[Data records]
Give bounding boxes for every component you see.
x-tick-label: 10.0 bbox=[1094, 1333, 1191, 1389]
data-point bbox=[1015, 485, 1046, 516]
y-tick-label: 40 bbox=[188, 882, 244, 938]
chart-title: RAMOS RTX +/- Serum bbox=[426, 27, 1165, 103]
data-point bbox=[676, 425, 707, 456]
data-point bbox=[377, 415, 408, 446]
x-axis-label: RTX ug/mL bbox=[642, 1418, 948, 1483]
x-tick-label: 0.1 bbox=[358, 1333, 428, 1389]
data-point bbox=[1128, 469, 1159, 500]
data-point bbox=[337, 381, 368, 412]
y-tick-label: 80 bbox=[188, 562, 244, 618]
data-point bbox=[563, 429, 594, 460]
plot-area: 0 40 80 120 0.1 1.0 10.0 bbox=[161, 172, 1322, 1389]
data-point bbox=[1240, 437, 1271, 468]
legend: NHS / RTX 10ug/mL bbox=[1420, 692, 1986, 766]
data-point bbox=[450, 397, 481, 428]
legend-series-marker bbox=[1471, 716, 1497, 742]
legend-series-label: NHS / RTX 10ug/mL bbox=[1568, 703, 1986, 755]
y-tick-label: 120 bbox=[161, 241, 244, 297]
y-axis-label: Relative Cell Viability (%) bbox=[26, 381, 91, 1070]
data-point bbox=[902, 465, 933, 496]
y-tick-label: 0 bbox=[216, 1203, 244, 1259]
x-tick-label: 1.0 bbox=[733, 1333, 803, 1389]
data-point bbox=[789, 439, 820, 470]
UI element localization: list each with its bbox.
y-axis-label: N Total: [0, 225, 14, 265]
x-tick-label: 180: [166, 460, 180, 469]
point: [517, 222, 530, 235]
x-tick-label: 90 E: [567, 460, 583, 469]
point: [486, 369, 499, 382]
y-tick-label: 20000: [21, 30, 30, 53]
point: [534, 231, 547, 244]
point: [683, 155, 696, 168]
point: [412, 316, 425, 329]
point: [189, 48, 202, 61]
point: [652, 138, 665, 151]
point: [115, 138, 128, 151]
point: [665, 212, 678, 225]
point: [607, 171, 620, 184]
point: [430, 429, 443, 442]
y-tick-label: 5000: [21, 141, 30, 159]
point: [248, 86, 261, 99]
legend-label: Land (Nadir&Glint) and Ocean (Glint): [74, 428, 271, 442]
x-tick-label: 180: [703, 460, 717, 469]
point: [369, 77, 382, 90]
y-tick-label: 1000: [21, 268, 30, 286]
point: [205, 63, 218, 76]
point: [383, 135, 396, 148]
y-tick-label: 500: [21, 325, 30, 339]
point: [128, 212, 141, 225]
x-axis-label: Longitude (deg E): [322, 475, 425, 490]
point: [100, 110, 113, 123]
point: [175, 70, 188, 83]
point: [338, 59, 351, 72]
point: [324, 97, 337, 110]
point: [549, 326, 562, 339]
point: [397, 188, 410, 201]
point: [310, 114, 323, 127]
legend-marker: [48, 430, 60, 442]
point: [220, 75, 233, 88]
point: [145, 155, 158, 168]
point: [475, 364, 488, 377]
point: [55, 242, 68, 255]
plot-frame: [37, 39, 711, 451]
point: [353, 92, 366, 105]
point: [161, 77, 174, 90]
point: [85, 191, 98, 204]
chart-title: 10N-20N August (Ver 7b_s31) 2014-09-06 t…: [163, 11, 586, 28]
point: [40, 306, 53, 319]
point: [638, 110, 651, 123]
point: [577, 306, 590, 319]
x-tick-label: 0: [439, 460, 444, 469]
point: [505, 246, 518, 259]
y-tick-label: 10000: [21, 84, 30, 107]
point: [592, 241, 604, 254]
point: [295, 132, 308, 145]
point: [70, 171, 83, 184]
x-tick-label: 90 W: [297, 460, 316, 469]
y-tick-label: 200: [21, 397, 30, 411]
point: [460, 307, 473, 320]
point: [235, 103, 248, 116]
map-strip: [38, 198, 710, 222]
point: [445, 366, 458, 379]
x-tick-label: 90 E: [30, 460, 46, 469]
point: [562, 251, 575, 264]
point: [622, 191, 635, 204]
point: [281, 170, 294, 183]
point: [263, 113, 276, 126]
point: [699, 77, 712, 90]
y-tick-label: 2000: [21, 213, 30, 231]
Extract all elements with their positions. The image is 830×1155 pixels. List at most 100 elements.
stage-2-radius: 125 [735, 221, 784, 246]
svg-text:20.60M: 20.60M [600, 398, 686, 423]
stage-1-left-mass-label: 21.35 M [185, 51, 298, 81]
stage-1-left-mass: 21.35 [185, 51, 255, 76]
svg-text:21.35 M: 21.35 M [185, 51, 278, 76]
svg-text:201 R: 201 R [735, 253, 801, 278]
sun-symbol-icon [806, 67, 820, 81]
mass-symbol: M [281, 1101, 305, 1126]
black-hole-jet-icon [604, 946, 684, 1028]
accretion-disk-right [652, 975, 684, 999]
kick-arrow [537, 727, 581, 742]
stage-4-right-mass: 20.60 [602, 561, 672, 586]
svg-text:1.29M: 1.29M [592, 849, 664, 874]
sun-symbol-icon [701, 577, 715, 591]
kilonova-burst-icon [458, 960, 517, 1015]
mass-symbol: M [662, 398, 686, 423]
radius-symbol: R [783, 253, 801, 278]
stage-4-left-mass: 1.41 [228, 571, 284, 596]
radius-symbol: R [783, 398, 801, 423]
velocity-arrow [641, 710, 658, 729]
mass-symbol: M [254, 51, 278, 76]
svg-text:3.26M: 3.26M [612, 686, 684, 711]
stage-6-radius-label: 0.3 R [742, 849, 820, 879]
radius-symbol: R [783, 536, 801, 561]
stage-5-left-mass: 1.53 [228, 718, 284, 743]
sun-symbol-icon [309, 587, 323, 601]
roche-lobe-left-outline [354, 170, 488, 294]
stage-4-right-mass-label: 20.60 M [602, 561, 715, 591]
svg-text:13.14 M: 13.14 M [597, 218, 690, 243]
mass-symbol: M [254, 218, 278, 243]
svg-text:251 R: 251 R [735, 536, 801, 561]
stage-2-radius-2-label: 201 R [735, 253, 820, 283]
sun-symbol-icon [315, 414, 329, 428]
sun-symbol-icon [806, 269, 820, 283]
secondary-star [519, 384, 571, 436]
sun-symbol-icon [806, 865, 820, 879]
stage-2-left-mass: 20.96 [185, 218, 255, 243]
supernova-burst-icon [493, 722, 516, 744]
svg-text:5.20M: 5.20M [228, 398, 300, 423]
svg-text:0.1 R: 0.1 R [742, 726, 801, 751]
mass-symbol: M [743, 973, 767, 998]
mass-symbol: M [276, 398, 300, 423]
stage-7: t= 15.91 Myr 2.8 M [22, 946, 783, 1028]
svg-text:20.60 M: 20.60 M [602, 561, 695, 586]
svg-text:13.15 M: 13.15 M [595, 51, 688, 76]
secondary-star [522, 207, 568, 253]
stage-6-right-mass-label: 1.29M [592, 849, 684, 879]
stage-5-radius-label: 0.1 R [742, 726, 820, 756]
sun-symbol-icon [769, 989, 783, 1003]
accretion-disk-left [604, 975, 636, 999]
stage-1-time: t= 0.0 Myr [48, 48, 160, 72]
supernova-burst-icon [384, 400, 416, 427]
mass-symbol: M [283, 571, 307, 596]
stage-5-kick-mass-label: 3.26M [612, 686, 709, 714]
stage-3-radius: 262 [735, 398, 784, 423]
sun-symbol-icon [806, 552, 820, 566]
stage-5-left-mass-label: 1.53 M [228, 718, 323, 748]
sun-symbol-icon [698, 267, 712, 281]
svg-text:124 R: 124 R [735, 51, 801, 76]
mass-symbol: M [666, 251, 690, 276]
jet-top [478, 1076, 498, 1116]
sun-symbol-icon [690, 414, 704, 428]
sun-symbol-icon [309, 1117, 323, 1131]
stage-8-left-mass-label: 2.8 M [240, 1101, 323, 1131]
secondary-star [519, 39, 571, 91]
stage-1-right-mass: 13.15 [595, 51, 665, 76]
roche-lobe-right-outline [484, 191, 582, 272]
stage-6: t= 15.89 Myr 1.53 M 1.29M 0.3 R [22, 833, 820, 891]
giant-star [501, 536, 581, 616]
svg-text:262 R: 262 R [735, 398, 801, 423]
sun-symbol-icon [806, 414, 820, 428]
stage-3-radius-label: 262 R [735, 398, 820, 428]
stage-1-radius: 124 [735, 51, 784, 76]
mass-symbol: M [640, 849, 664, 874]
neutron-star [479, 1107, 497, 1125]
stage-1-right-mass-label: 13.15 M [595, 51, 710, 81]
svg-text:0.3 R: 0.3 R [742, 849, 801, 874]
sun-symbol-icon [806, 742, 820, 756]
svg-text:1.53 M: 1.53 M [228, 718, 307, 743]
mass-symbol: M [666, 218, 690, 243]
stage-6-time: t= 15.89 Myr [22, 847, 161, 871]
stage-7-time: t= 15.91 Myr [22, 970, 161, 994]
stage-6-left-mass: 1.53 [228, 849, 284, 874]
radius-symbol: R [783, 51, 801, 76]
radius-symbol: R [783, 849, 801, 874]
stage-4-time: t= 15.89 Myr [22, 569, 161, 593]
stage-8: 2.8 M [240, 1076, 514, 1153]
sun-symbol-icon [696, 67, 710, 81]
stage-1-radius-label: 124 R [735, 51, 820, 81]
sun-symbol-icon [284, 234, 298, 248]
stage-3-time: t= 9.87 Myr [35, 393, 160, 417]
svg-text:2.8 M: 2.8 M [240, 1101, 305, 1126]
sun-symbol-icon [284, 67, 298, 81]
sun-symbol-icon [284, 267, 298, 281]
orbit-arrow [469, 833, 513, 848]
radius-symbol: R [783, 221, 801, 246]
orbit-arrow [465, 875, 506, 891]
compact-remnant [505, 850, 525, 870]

Task description
Please return the part of the listing that runs from its start through the line containing "UI element localization: list", both ends included, reproducing those lines verbatim.

Written response
Give bounding boxes for every component you see.
x-tick-label: 10.0 bbox=[1094, 1333, 1191, 1389]
data-point bbox=[1015, 485, 1046, 516]
y-tick-label: 40 bbox=[188, 882, 244, 938]
chart-title: RAMOS RTX +/- Serum bbox=[426, 27, 1165, 103]
data-point bbox=[676, 425, 707, 456]
data-point bbox=[377, 415, 408, 446]
x-axis-label: RTX ug/mL bbox=[642, 1418, 948, 1483]
x-tick-label: 0.1 bbox=[358, 1333, 428, 1389]
data-point bbox=[1128, 469, 1159, 500]
data-point bbox=[337, 381, 368, 412]
y-tick-label: 80 bbox=[188, 562, 244, 618]
data-point bbox=[563, 429, 594, 460]
plot-area: 0 40 80 120 0.1 1.0 10.0 bbox=[161, 172, 1322, 1389]
data-point bbox=[1240, 437, 1271, 468]
legend: NHS / RTX 10ug/mL bbox=[1420, 692, 1986, 766]
data-point bbox=[450, 397, 481, 428]
legend-series-marker bbox=[1471, 716, 1497, 742]
legend-series-label: NHS / RTX 10ug/mL bbox=[1568, 703, 1986, 755]
y-tick-label: 120 bbox=[161, 241, 244, 297]
y-axis-label: Relative Cell Viability (%) bbox=[26, 381, 91, 1070]
data-point bbox=[902, 465, 933, 496]
y-tick-label: 0 bbox=[216, 1203, 244, 1259]
x-tick-label: 1.0 bbox=[733, 1333, 803, 1389]
data-point bbox=[789, 439, 820, 470]
UI element localization: list each with its bbox.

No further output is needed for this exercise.